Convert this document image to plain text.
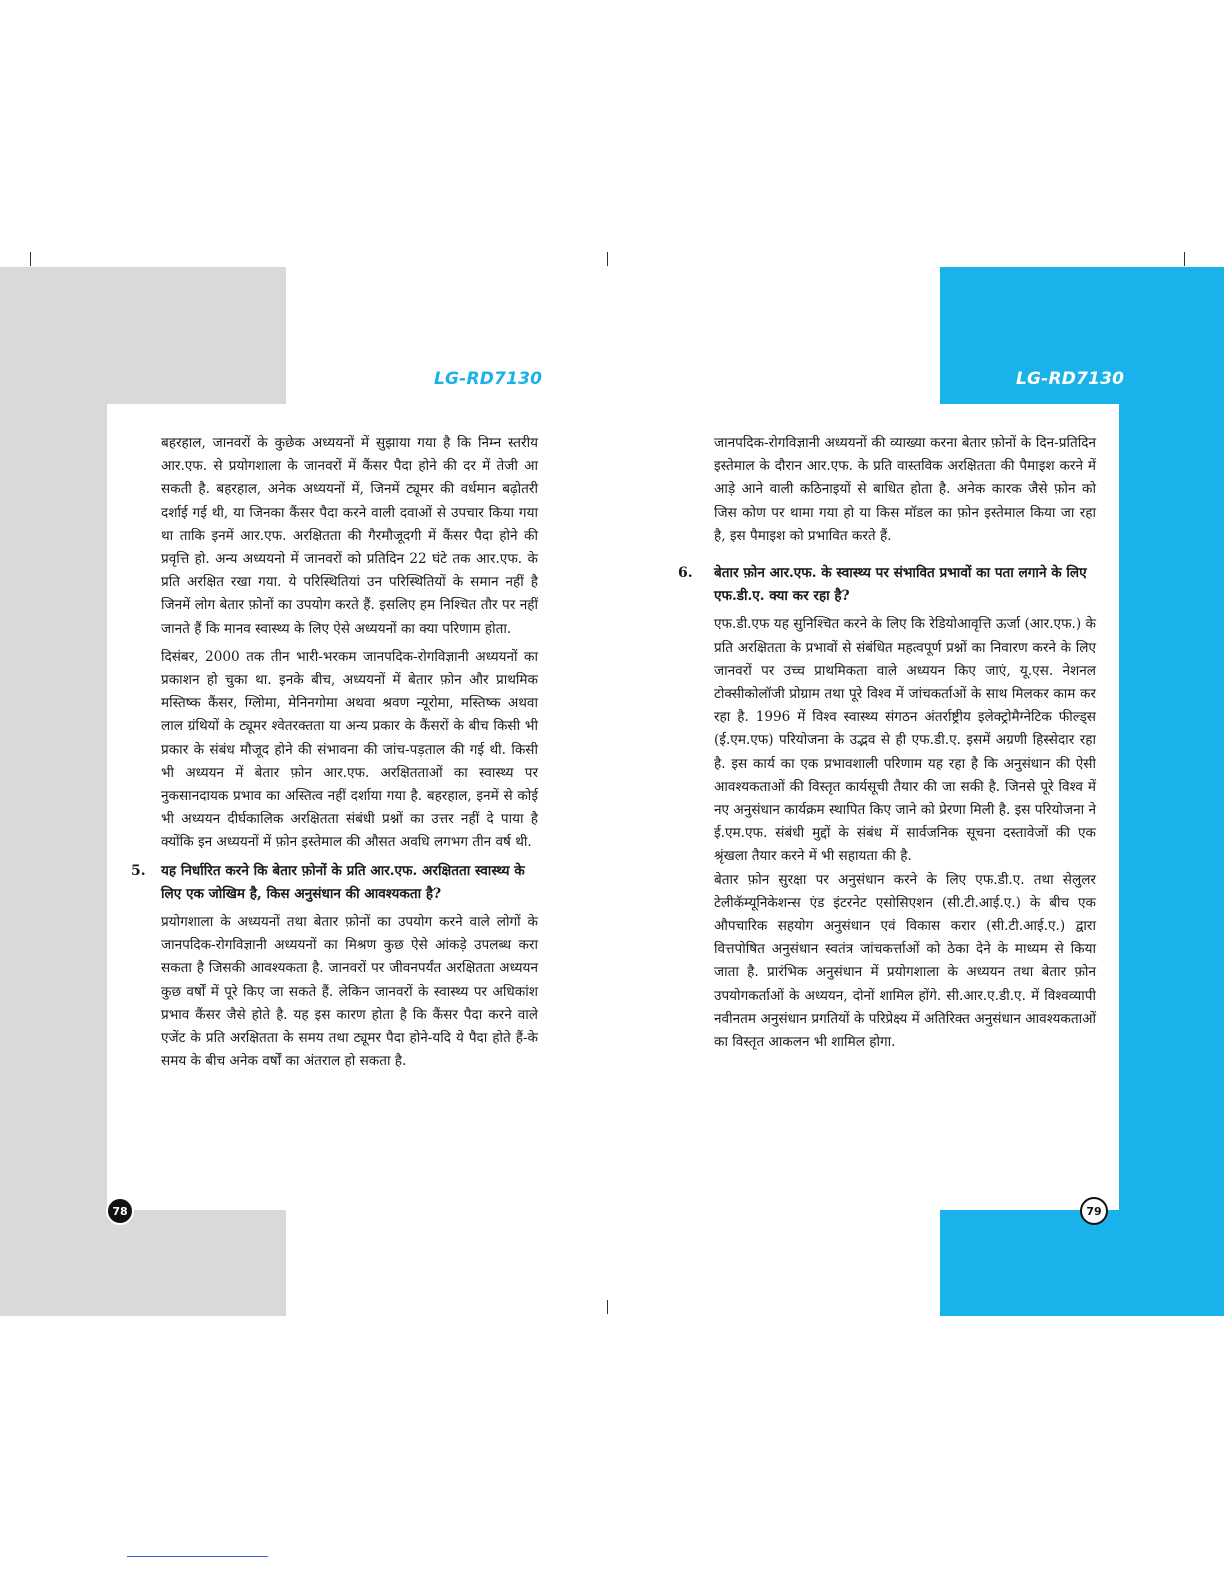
LG-RD7130	LG-RD7130

बहरहाल, जानवरों के कुछेक अध्ययनों में सुझाया गया है कि निम्न स्तरीय आर.एफ. से प्रयोगशाला के जानवरों में कैंसर पैदा होने की दर में तेजी आ सकती है. बहरहाल, अनेक अध्ययनों में, जिनमें ट्यूमर की वर्धमान बढ़ोतरी दर्शाई गई थी, या जिनका कैंसर पैदा करने वाली दवाओं से उपचार किया गया था ताकि इनमें आर.एफ. अरक्षितता की गैरमौजूदगी में कैंसर पैदा होने की प्रवृत्ति हो. अन्य अध्ययनो में जानवरों को प्रतिदिन 22 घंटे तक आर.एफ. के प्रति अरक्षित रखा गया. ये परिस्थितियां उन परिस्थितियों के समान नहीं है जिनमें लोग बेतार फ़ोनों का उपयोग करते हैं. इसलिए हम निश्चित तौर पर नहीं जानते हैं कि मानव स्वास्थ्य के लिए ऐसे अध्ययनों का क्या परिणाम होता.

दिसंबर, 2000 तक तीन भारी-भरकम जानपदिक-रोगविज्ञानी अध्ययनों का प्रकाशन हो चुका था. इनके बीच, अध्ययनों में बेतार फ़ोन और प्राथमिक मस्तिष्क कैंसर, ग्लिोमा, मेनिनगोमा अथवा श्रवण न्यूरोमा, मस्तिष्क अथवा लाल ग्रंथियों के ट्यूमर श्वेतरक्तता या अन्य प्रकार के कैंसरों के बीच किसी भी प्रकार के संबंध मौजूद होने की संभावना की जांच-पड़ताल की गई थी. किसी भी अध्ययन में बेतार फ़ोन आर.एफ. अरक्षितताओं का स्वास्थ्य पर नुकसानदायक प्रभाव का अस्तित्व नहीं दर्शाया गया है. बहरहाल, इनमें से कोई भी अध्ययन दीर्घकालिक अरक्षितता संबंधी प्रश्नों का उत्तर नहीं दे पाया है क्योंकि इन अध्ययनों में फ़ोन इस्तेमाल की औसत अवधि लगभग तीन वर्ष थी.

5. यह निर्धारित करने कि बेतार फ़ोनों के प्रति आर.एफ. अरक्षितता स्वास्थ्य के लिए एक जोखिम है, किस अनुसंधान की आवश्यकता है?

प्रयोगशाला के अध्ययनों तथा बेतार फ़ोनों का उपयोग करने वाले लोगों के जानपदिक-रोगविज्ञानी अध्ययनों का मिश्रण कुछ ऐसे आंकड़े उपलब्ध करा सकता है जिसकी आवश्यकता है. जानवरों पर जीवनपर्यंत अरक्षितता अध्ययन कुछ वर्षों में पूरे किए जा सकते हैं. लेकिन जानवरों के स्वास्थ्य पर अधिकांश प्रभाव कैंसर जैसे होते है. यह इस कारण होता है कि कैंसर पैदा करने वाले एजेंट के प्रति अरक्षितता के समय तथा ट्यूमर पैदा होने-यदि ये पैदा होते हैं-के समय के बीच अनेक वर्षों का अंतराल हो सकता है.

जानपदिक-रोगविज्ञानी अध्ययनों की व्याख्या करना बेतार फ़ोनों के दिन-प्रतिदिन इस्तेमाल के दौरान आर.एफ. के प्रति वास्तविक अरक्षितता की पैमाइश करने में आड़े आने वाली कठिनाइयों से बाधित होता है. अनेक कारक जैसे फ़ोन को जिस कोण पर थामा गया हो या किस मॉडल का फ़ोन इस्तेमाल किया जा रहा है, इस पैमाइश को प्रभावित करते हैं.

6. बेतार फ़ोन आर.एफ. के स्वास्थ्य पर संभावित प्रभावों का पता लगाने के लिए एफ.डी.ए. क्या कर रहा है?

एफ.डी.एफ यह सुनिश्चित करने के लिए कि रेडियोआवृत्ति ऊर्जा (आर.एफ.) के प्रति अरक्षितता के प्रभावों से संबंधित महत्वपूर्ण प्रश्नों का निवारण करने के लिए जानवरों पर उच्च प्राथमिकता वाले अध्ययन किए जाएं, यू.एस. नेशनल टोक्सीकोलॉजी प्रोग्राम तथा पूरे विश्व में जांचकर्ताओं के साथ मिलकर काम कर रहा है. 1996 में विश्व स्वास्थ्य संगठन अंतर्राष्ट्रीय इलेक्ट्रोमैग्नेटिक फील्ड्स (ई.एम.एफ) परियोजना के उद्भव से ही एफ.डी.ए. इसमें अग्रणी हिस्सेदार रहा है. इस कार्य का एक प्रभावशाली परिणाम यह रहा है कि अनुसंधान की ऐसी आवश्यकताओं की विस्तृत कार्यसूची तैयार की जा सकी है. जिनसे पूरे विश्व में नए अनुसंधान कार्यक्रम स्थापित किए जाने को प्रेरणा मिली है. इस परियोजना ने ई.एम.एफ. संबंधी मुद्दों के संबंध में सार्वजनिक सूचना दस्तावेजों की एक श्रृंखला तैयार करने में भी सहायता की है.

बेतार फ़ोन सुरक्षा पर अनुसंधान करने के लिए एफ.डी.ए. तथा सेलुलर टेलीकॅम्यूनिकेशन्स एंड इंटरनेट एसोसिएशन (सी.टी.आई.ए.) के बीच एक औपचारिक सहयोग अनुसंधान एवं विकास करार (सी.टी.आई.ए.) द्वारा वित्तपोषित अनुसंधान स्वतंत्र जांचकर्त्ताओं को ठेका देने के माध्यम से किया जाता है. प्रारंभिक अनुसंधान में प्रयोगशाला के अध्ययन तथा बेतार फ़ोन उपयोगकर्ताओं के अध्ययन, दोनों शामिल होंगे. सी.आर.ए.डी.ए. में विश्वव्यापी नवीनतम अनुसंधान प्रगतियों के परिप्रेक्ष्य में अतिरिक्त अनुसंधान आवश्यकताओं का विस्तृत आकलन भी शामिल होगा.

78	79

════════════════════

| What the task asks |
Reproduce all of the data exactly, omitting each picture it holds.

| Completed task |
Convert this document image to plain text.
LG-RD7130	LG-RD7130

बहरहाल, जानवरों के कुछेक अध्ययनों में सुझाया गया है कि निम्न स्तरीय आर.एफ. से प्रयोगशाला के जानवरों में कैंसर पैदा होने की दर में तेजी आ सकती है. बहरहाल, अनेक अध्ययनों में, जिनमें ट्यूमर की वर्धमान बढ़ोतरी दर्शाई गई थी, या जिनका कैंसर पैदा करने वाली दवाओं से उपचार किया गया था ताकि इनमें आर.एफ. अरक्षितता की गैरमौजूदगी में कैंसर पैदा होने की प्रवृत्ति हो. अन्य अध्ययनो में जानवरों को प्रतिदिन 22 घंटे तक आर.एफ. के प्रति अरक्षित रखा गया. ये परिस्थितियां उन परिस्थितियों के समान नहीं है जिनमें लोग बेतार फ़ोनों का उपयोग करते हैं. इसलिए हम निश्चित तौर पर नहीं जानते हैं कि मानव स्वास्थ्य के लिए ऐसे अध्ययनों का क्या परिणाम होता.

दिसंबर, 2000 तक तीन भारी-भरकम जानपदिक-रोगविज्ञानी अध्ययनों का प्रकाशन हो चुका था. इनके बीच, अध्ययनों में बेतार फ़ोन और प्राथमिक मस्तिष्क कैंसर, ग्लिोमा, मेनिनगोमा अथवा श्रवण न्यूरोमा, मस्तिष्क अथवा लाल ग्रंथियों के ट्यूमर श्वेतरक्तता या अन्य प्रकार के कैंसरों के बीच किसी भी प्रकार के संबंध मौजूद होने की संभावना की जांच-पड़ताल की गई थी. किसी भी अध्ययन में बेतार फ़ोन आर.एफ. अरक्षितताओं का स्वास्थ्य पर नुकसानदायक प्रभाव का अस्तित्व नहीं दर्शाया गया है. बहरहाल, इनमें से कोई भी अध्ययन दीर्घकालिक अरक्षितता संबंधी प्रश्नों का उत्तर नहीं दे पाया है क्योंकि इन अध्ययनों में फ़ोन इस्तेमाल की औसत अवधि लगभग तीन वर्ष थी.

5. यह निर्धारित करने कि बेतार फ़ोनों के प्रति आर.एफ. अरक्षितता स्वास्थ्य के लिए एक जोखिम है, किस अनुसंधान की आवश्यकता है?

प्रयोगशाला के अध्ययनों तथा बेतार फ़ोनों का उपयोग करने वाले लोगों के जानपदिक-रोगविज्ञानी अध्ययनों का मिश्रण कुछ ऐसे आंकड़े उपलब्ध करा सकता है जिसकी आवश्यकता है. जानवरों पर जीवनपर्यंत अरक्षितता अध्ययन कुछ वर्षों में पूरे किए जा सकते हैं. लेकिन जानवरों के स्वास्थ्य पर अधिकांश प्रभाव कैंसर जैसे होते है. यह इस कारण होता है कि कैंसर पैदा करने वाले एजेंट के प्रति अरक्षितता के समय तथा ट्यूमर पैदा होने-यदि ये पैदा होते हैं-के समय के बीच अनेक वर्षों का अंतराल हो सकता है.

जानपदिक-रोगविज्ञानी अध्ययनों की व्याख्या करना बेतार फ़ोनों के दिन-प्रतिदिन इस्तेमाल के दौरान आर.एफ. के प्रति वास्तविक अरक्षितता की पैमाइश करने में आड़े आने वाली कठिनाइयों से बाधित होता है. अनेक कारक जैसे फ़ोन को जिस कोण पर थामा गया हो या किस मॉडल का फ़ोन इस्तेमाल किया जा रहा है, इस पैमाइश को प्रभावित करते हैं.

6. बेतार फ़ोन आर.एफ. के स्वास्थ्य पर संभावित प्रभावों का पता लगाने के लिए एफ.डी.ए. क्या कर रहा है?

एफ.डी.एफ यह सुनिश्चित करने के लिए कि रेडियोआवृत्ति ऊर्जा (आर.एफ.) के प्रति अरक्षितता के प्रभावों से संबंधित महत्वपूर्ण प्रश्नों का निवारण करने के लिए जानवरों पर उच्च प्राथमिकता वाले अध्ययन किए जाएं, यू.एस. नेशनल टोक्सीकोलॉजी प्रोग्राम तथा पूरे विश्व में जांचकर्ताओं के साथ मिलकर काम कर रहा है. 1996 में विश्व स्वास्थ्य संगठन अंतर्राष्ट्रीय इलेक्ट्रोमैग्नेटिक फील्ड्स (ई.एम.एफ) परियोजना के उद्भव से ही एफ.डी.ए. इसमें अग्रणी हिस्सेदार रहा है. इस कार्य का एक प्रभावशाली परिणाम यह रहा है कि अनुसंधान की ऐसी आवश्यकताओं की विस्तृत कार्यसूची तैयार की जा सकी है. जिनसे पूरे विश्व में नए अनुसंधान कार्यक्रम स्थापित किए जाने को प्रेरणा मिली है. इस परियोजना ने ई.एम.एफ. संबंधी मुद्दों के संबंध में सार्वजनिक सूचना दस्तावेजों की एक श्रृंखला तैयार करने में भी सहायता की है.

बेतार फ़ोन सुरक्षा पर अनुसंधान करने के लिए एफ.डी.ए. तथा सेलुलर टेलीकॅम्यूनिकेशन्स एंड इंटरनेट एसोसिएशन (सी.टी.आई.ए.) के बीच एक औपचारिक सहयोग अनुसंधान एवं विकास करार (सी.टी.आई.ए.) द्वारा वित्तपोषित अनुसंधान स्वतंत्र जांचकर्त्ताओं को ठेका देने के माध्यम से किया जाता है. प्रारंभिक अनुसंधान में प्रयोगशाला के अध्ययन तथा बेतार फ़ोन उपयोगकर्ताओं के अध्ययन, दोनों शामिल होंगे. सी.आर.ए.डी.ए. में विश्वव्यापी नवीनतम अनुसंधान प्रगतियों के परिप्रेक्ष्य में अतिरिक्त अनुसंधान आवश्यकताओं का विस्तृत आकलन भी शामिल होगा.

78	79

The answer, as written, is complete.